Problem description >>
Search the records for "name" and copy each line that holds it.
--- Begin Records for processing ---
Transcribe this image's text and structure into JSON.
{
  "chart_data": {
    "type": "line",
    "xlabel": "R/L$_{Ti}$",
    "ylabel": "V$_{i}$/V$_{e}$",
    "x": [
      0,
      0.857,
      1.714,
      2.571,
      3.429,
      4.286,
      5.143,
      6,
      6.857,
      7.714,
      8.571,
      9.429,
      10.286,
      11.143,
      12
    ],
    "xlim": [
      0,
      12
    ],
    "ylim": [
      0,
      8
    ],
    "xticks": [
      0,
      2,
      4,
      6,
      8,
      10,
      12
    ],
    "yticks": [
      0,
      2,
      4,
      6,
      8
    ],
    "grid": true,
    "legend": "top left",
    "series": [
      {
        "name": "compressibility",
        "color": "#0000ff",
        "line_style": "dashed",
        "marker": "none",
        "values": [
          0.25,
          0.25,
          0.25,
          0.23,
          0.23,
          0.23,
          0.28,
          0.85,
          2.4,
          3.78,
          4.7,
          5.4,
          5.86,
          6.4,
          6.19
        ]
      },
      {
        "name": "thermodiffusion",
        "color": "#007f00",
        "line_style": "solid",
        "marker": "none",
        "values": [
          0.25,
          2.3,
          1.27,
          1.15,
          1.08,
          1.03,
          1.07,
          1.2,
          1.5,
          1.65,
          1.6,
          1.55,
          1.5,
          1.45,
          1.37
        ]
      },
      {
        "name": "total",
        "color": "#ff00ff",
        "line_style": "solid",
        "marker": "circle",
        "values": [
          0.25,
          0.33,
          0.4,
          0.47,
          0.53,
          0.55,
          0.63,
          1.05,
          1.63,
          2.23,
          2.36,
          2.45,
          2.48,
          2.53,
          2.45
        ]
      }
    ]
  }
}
--- End Records for processing ---
Result for this task >>
        "name": "compressibility",
        "name": "thermodiffusion",
        "name": "total",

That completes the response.